● Given request
Skip any picture you find and retype all the remaining lines exactly.

● Supplied data

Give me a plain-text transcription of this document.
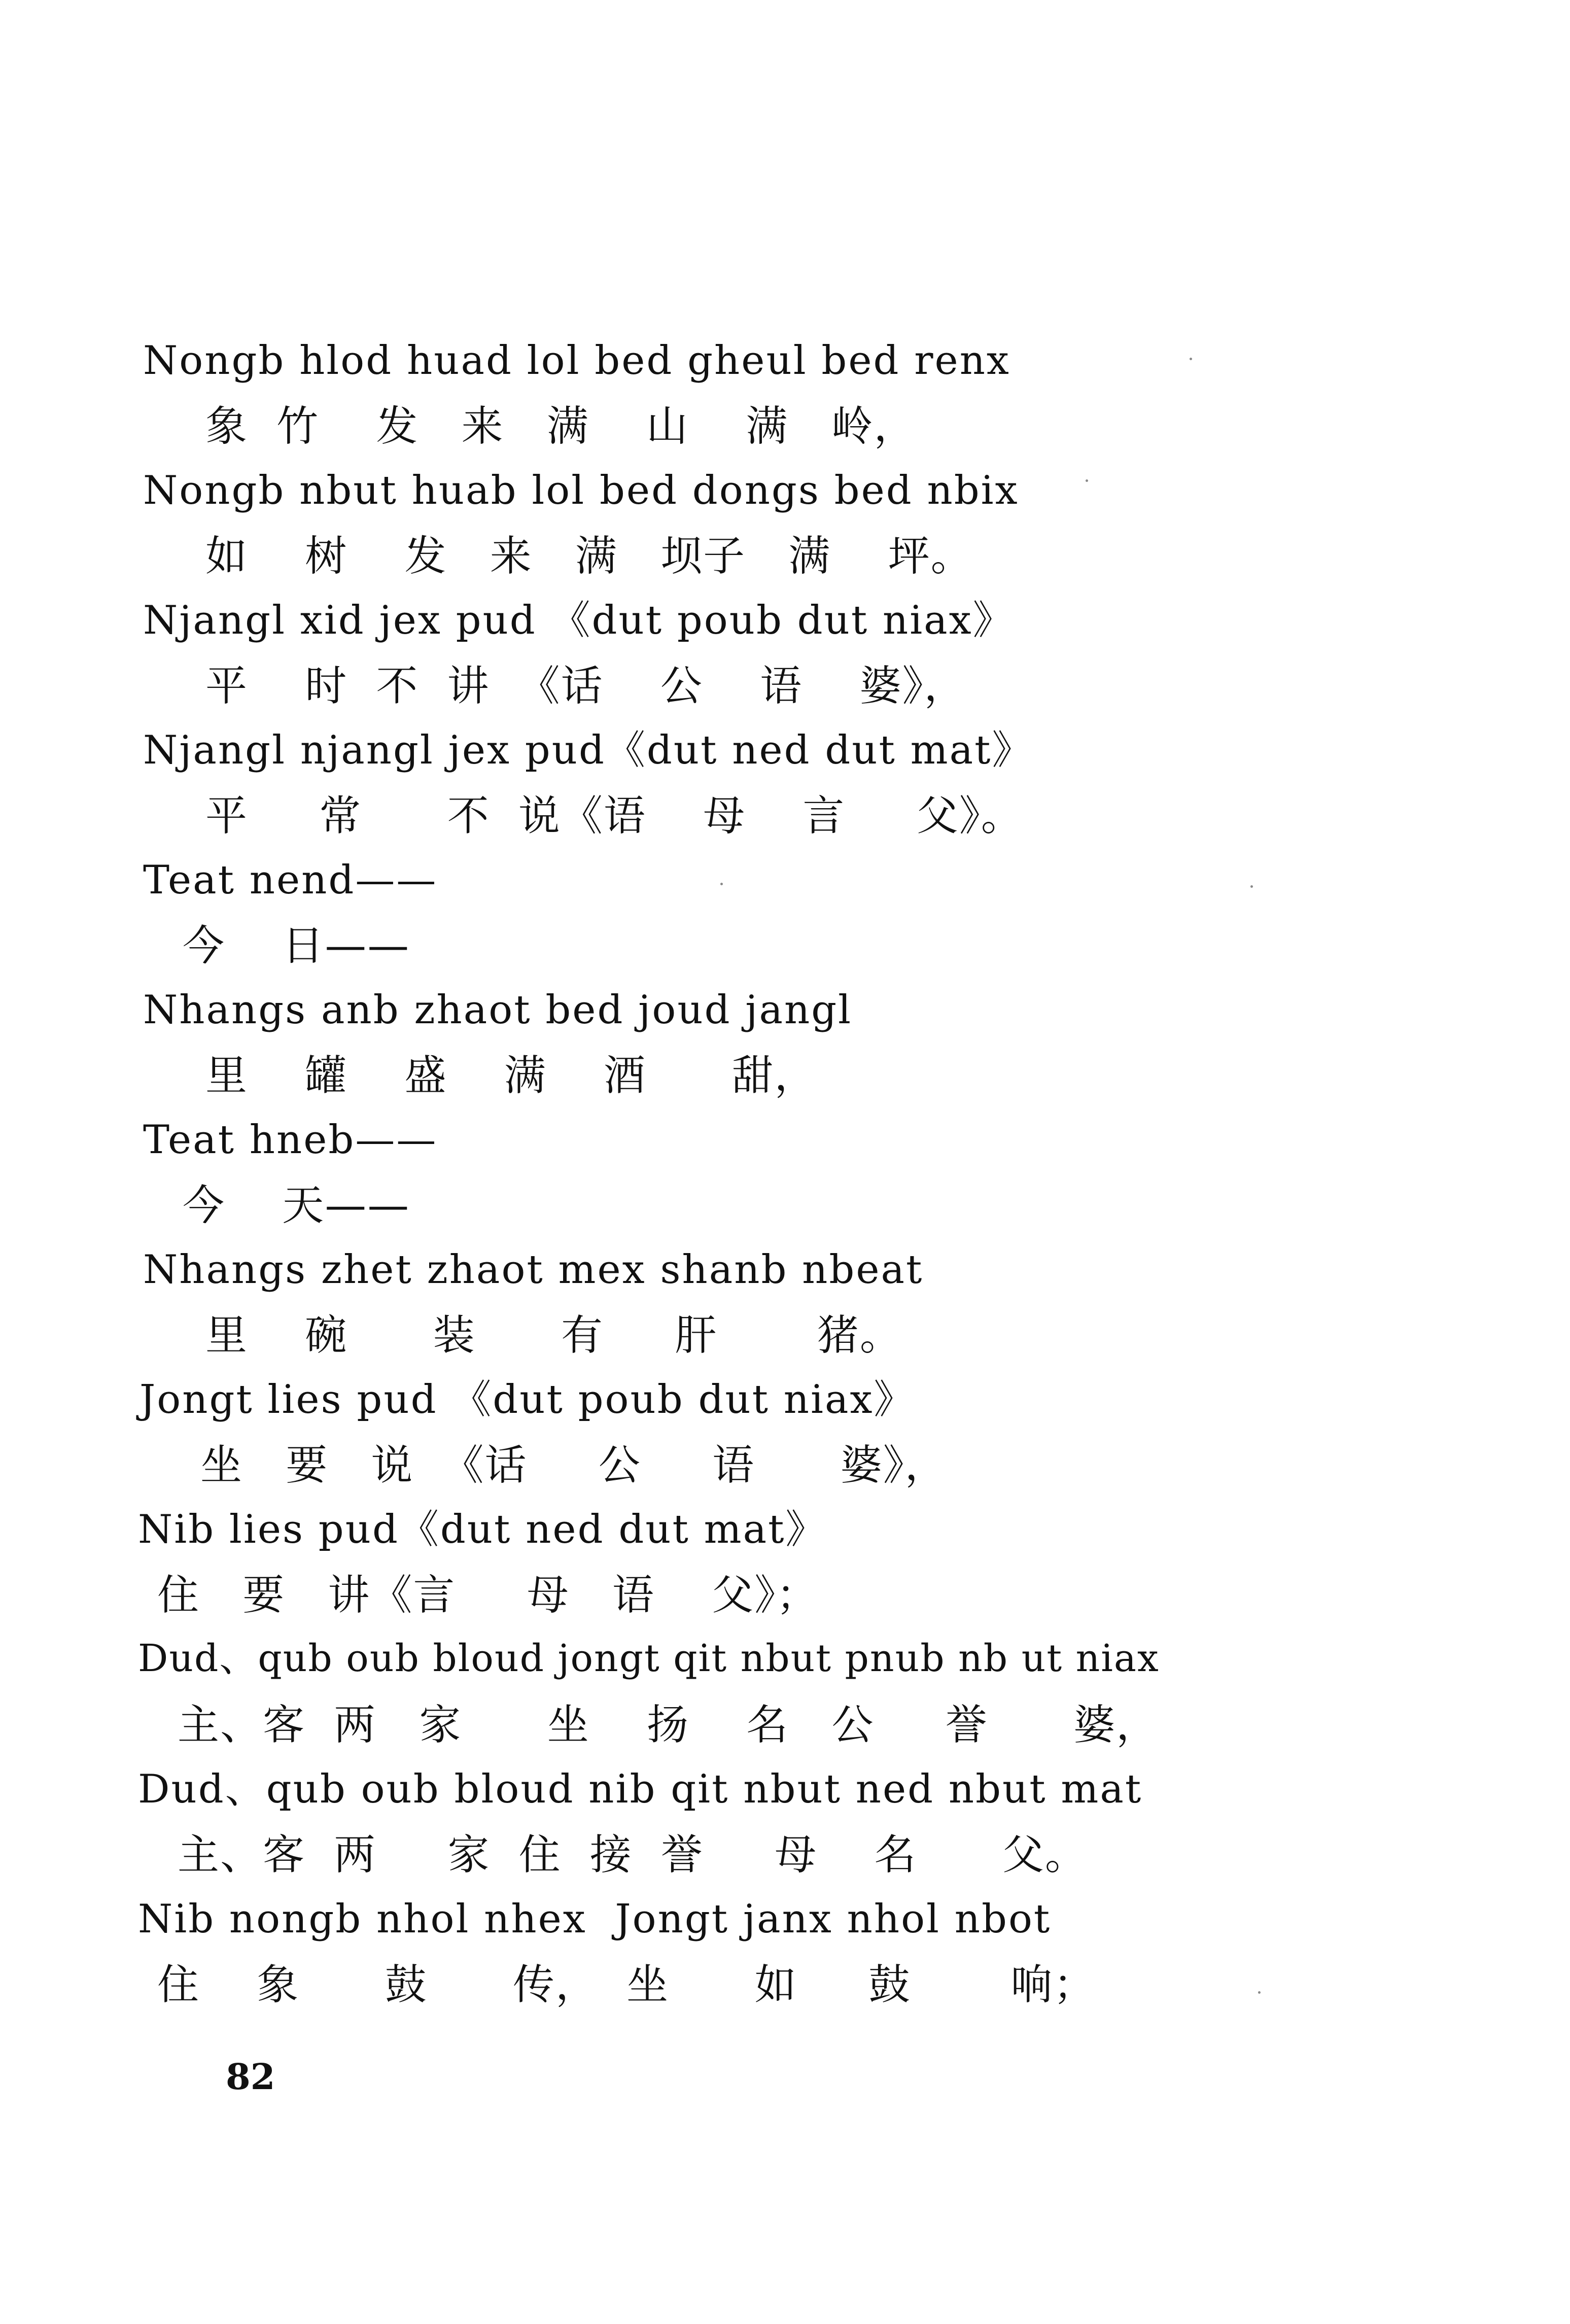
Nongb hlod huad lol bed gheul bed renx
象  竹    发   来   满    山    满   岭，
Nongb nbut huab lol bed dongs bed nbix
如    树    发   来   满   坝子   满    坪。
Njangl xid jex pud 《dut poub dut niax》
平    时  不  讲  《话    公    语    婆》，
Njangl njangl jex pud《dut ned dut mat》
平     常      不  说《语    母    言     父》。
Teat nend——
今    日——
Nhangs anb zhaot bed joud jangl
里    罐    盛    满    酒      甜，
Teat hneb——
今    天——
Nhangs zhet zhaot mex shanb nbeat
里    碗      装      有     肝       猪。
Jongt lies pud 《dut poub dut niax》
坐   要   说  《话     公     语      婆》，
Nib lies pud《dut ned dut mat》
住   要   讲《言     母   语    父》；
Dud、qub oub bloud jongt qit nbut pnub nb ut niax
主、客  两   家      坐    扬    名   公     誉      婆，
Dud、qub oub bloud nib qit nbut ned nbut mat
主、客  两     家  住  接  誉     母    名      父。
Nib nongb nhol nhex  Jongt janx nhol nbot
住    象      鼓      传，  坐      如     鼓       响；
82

● Reply to the task
Give me a plain-text transcription of this document.
Nongb hlod huad lol bed gheul bed renx
象  竹    发   来   满    山    满   岭，
Nongb nbut huab lol bed dongs bed nbix
如    树    发   来   满   坝子   满    坪。
Njangl xid jex pud 《dut poub dut niax》
平    时  不  讲  《话    公    语    婆》，
Njangl njangl jex pud《dut ned dut mat》
平     常      不  说《语    母    言     父》。
Teat nend——
今    日——
Nhangs anb zhaot bed joud jangl
里    罐    盛    满    酒      甜，
Teat hneb——
今    天——
Nhangs zhet zhaot mex shanb nbeat
里    碗      装      有     肝       猪。
Jongt lies pud 《dut poub dut niax》
坐   要   说  《话     公     语      婆》，
Nib lies pud《dut ned dut mat》
住   要   讲《言     母   语    父》；
Dud、qub oub bloud jongt qit nbut pnub nb ut niax
主、客  两   家      坐    扬    名   公     誉      婆，
Dud、qub oub bloud nib qit nbut ned nbut mat
主、客  两     家  住  接  誉     母    名      父。
Nib nongb nhol nhex  Jongt janx nhol nbot
住    象      鼓      传，  坐      如     鼓       响；
82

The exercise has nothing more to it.